— BEGIN MATERIAL TO PROCESS —

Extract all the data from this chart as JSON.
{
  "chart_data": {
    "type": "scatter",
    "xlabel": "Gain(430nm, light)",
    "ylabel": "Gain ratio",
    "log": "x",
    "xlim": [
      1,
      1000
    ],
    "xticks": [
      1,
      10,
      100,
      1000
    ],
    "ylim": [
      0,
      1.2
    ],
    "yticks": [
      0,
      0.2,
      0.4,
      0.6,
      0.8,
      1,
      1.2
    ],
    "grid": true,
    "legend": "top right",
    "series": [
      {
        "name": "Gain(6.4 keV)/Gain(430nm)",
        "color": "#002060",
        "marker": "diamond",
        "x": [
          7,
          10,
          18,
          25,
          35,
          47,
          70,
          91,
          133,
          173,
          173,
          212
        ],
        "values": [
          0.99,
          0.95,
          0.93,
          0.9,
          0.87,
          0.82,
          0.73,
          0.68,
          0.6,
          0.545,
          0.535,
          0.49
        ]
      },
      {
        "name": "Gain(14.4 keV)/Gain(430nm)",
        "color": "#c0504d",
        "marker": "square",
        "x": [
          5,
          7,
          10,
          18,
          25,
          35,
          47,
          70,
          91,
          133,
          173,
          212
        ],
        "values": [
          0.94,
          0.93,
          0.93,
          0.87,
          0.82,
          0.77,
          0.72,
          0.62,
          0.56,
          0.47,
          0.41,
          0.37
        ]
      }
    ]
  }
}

— END MATERIAL TO PROCESS —

◆ WHAT TO PRODUCE
Restate the whole listing exactly, leaving out nothing.

◆ CORRECT RESPONSE
Extract all the data from this chart as JSON.
{
  "chart_data": {
    "type": "scatter",
    "xlabel": "Gain(430nm, light)",
    "ylabel": "Gain ratio",
    "log": "x",
    "xlim": [
      1,
      1000
    ],
    "xticks": [
      1,
      10,
      100,
      1000
    ],
    "ylim": [
      0,
      1.2
    ],
    "yticks": [
      0,
      0.2,
      0.4,
      0.6,
      0.8,
      1,
      1.2
    ],
    "grid": true,
    "legend": "top right",
    "series": [
      {
        "name": "Gain(6.4 keV)/Gain(430nm)",
        "color": "#002060",
        "marker": "diamond",
        "x": [
          7,
          10,
          18,
          25,
          35,
          47,
          70,
          91,
          133,
          173,
          173,
          212
        ],
        "values": [
          0.99,
          0.95,
          0.93,
          0.9,
          0.87,
          0.82,
          0.73,
          0.68,
          0.6,
          0.545,
          0.535,
          0.49
        ]
      },
      {
        "name": "Gain(14.4 keV)/Gain(430nm)",
        "color": "#c0504d",
        "marker": "square",
        "x": [
          5,
          7,
          10,
          18,
          25,
          35,
          47,
          70,
          91,
          133,
          173,
          212
        ],
        "values": [
          0.94,
          0.93,
          0.93,
          0.87,
          0.82,
          0.77,
          0.72,
          0.62,
          0.56,
          0.47,
          0.41,
          0.37
        ]
      }
    ]
  }
}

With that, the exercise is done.